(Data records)
+++
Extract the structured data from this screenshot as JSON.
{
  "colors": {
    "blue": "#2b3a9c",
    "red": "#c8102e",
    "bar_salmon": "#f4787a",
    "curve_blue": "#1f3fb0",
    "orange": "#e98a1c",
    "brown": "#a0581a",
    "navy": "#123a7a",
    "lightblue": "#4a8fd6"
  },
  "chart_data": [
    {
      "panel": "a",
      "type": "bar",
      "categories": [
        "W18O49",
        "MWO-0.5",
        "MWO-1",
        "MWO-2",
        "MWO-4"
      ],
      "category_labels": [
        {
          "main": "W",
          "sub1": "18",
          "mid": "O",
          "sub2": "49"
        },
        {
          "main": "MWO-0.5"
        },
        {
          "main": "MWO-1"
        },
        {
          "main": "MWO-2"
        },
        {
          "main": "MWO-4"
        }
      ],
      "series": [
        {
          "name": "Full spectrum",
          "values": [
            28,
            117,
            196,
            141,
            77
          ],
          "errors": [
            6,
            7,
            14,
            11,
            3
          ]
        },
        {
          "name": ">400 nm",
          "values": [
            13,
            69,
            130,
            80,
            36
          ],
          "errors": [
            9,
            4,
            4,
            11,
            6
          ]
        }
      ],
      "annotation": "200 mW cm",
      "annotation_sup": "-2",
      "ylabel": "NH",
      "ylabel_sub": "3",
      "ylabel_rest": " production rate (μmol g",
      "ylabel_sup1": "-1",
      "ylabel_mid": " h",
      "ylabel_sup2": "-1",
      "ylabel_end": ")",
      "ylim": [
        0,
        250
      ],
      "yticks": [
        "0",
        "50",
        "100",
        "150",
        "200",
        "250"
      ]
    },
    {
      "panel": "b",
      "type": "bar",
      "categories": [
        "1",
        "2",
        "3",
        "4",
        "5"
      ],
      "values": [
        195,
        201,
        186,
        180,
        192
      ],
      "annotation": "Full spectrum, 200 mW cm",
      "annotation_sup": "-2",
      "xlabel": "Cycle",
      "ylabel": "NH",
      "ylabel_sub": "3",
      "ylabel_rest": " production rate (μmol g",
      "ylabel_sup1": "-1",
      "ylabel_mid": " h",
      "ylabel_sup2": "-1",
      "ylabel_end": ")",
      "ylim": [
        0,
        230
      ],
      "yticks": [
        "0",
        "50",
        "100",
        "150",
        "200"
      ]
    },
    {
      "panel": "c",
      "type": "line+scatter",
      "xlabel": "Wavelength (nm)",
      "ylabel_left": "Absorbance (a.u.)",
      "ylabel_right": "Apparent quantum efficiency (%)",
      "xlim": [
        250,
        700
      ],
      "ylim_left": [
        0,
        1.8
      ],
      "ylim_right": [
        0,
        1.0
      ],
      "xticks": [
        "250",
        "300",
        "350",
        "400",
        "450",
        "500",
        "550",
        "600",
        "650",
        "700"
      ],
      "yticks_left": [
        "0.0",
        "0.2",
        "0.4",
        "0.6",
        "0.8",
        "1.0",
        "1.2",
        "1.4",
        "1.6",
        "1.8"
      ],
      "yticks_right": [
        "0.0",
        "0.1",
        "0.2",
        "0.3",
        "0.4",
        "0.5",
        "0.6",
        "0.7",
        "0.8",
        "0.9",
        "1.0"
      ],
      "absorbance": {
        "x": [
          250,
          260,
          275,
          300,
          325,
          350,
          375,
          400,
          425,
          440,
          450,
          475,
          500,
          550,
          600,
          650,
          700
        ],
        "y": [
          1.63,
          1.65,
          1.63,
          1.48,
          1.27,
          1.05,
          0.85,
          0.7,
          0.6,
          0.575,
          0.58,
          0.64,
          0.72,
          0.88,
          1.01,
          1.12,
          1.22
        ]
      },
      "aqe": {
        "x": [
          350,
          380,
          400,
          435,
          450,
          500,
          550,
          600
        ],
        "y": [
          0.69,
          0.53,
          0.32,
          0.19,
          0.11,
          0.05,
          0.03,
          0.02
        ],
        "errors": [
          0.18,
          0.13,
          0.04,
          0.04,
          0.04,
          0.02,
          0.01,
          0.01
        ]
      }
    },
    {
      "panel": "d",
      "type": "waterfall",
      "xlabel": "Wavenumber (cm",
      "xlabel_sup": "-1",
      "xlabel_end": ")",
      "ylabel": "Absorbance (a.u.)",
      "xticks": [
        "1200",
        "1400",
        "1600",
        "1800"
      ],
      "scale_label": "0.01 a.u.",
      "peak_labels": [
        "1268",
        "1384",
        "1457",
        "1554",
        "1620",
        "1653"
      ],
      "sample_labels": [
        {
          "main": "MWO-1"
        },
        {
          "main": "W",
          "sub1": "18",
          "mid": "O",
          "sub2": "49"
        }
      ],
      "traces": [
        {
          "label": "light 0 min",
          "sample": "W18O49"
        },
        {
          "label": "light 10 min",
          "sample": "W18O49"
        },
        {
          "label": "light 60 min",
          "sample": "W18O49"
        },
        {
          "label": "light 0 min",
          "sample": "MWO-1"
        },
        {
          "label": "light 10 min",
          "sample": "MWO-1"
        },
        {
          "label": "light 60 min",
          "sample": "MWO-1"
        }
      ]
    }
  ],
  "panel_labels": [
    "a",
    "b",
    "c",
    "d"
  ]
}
+++
(Written instruction):
Filter the data for the string "spectrum" and copy every line that has it.

(Correct response):
          "name": "Full spectrum",
      "annotation": "Full spectrum, 200 mW cm",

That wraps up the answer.